--- Start ---
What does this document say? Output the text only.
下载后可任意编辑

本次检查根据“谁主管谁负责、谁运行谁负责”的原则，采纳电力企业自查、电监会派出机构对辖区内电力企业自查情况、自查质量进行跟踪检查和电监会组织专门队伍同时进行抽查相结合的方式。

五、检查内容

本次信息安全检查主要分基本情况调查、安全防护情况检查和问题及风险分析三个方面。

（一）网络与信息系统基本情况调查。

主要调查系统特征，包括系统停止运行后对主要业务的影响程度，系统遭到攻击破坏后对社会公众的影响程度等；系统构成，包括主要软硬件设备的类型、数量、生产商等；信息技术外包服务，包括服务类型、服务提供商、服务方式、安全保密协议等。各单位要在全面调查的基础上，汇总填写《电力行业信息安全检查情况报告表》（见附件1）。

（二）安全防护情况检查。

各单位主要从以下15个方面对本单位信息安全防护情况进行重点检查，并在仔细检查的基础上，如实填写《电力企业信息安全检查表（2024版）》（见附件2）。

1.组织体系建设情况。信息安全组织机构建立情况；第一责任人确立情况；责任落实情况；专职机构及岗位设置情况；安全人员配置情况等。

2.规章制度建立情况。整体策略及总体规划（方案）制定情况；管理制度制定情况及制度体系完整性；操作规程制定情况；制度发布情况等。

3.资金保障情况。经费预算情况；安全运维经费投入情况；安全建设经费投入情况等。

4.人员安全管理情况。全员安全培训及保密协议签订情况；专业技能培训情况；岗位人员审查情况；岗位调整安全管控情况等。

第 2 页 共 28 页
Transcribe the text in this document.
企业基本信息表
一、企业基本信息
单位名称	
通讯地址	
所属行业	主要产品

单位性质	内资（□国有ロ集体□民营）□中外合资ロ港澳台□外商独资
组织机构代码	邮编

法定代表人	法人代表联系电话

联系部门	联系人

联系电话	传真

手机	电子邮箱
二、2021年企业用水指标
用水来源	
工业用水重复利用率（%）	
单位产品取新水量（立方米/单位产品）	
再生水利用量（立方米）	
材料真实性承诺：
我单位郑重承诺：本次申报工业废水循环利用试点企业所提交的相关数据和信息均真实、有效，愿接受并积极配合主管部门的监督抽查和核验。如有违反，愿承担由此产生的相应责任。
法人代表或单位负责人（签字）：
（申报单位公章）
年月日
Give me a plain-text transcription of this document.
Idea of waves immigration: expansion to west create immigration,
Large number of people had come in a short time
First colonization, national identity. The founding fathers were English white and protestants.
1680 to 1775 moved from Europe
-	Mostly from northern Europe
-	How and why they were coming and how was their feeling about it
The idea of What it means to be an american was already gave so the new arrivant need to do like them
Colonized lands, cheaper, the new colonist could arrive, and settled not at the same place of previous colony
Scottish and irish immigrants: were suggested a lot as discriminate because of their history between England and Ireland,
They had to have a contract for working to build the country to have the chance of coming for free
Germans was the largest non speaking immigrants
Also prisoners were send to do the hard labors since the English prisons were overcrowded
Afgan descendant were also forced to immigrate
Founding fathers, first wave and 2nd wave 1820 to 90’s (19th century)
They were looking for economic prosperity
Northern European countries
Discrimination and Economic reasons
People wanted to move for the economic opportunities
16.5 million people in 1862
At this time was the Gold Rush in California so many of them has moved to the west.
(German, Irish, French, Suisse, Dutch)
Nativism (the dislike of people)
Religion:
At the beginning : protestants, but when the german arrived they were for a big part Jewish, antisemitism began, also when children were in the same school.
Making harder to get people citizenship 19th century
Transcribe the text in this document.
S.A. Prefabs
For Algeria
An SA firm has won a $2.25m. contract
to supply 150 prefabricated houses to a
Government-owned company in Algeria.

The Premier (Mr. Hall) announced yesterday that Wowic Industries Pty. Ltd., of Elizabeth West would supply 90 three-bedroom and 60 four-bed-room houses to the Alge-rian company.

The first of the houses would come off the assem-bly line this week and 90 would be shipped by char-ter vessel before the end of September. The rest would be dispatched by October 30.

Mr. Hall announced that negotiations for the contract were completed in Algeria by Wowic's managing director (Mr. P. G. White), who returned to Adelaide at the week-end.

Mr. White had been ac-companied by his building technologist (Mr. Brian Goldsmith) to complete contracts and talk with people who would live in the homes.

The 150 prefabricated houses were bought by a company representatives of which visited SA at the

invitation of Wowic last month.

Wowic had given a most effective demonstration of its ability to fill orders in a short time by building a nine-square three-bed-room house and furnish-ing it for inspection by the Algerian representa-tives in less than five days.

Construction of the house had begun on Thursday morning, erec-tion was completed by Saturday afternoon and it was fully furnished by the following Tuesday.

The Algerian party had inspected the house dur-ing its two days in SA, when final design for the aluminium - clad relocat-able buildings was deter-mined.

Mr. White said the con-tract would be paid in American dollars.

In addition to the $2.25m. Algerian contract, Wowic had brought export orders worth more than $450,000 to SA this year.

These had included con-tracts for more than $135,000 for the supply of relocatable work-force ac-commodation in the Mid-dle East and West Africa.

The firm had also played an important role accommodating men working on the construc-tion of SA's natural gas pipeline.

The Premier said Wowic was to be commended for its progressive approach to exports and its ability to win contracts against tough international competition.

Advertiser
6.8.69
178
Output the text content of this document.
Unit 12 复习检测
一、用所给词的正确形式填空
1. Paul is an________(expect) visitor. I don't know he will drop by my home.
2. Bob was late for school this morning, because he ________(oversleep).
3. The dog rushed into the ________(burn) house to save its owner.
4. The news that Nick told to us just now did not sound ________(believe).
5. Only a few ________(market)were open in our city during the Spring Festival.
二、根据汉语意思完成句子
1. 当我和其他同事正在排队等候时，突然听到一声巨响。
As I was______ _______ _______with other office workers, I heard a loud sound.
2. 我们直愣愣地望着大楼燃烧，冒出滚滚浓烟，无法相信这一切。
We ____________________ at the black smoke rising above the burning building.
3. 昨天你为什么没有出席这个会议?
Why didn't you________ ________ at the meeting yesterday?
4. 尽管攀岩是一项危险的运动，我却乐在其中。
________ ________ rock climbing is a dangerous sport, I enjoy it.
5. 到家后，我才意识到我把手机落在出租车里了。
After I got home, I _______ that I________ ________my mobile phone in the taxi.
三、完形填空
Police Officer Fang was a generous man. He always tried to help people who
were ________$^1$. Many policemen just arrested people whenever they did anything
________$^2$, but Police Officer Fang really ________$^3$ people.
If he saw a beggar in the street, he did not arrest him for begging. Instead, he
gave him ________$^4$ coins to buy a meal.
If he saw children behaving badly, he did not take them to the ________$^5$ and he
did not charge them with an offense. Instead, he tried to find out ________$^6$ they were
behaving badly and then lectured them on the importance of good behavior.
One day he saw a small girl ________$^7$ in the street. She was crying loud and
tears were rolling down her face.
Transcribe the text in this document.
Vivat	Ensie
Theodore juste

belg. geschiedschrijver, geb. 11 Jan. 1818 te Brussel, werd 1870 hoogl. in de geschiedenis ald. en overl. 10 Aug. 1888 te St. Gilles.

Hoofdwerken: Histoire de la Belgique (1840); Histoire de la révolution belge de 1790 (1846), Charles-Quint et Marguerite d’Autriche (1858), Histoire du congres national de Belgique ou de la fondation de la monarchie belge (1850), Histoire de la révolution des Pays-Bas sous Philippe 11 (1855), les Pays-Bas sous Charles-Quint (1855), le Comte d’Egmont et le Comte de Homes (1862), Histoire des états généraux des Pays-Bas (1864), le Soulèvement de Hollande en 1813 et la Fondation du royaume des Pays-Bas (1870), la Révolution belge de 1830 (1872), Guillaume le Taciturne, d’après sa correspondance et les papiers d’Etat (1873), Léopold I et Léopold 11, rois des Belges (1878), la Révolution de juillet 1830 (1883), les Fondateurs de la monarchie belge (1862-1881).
--- End ---
● **Task description**
Tell how many lines in the material above include the word "company", giving the number only.

● **Full answer**
3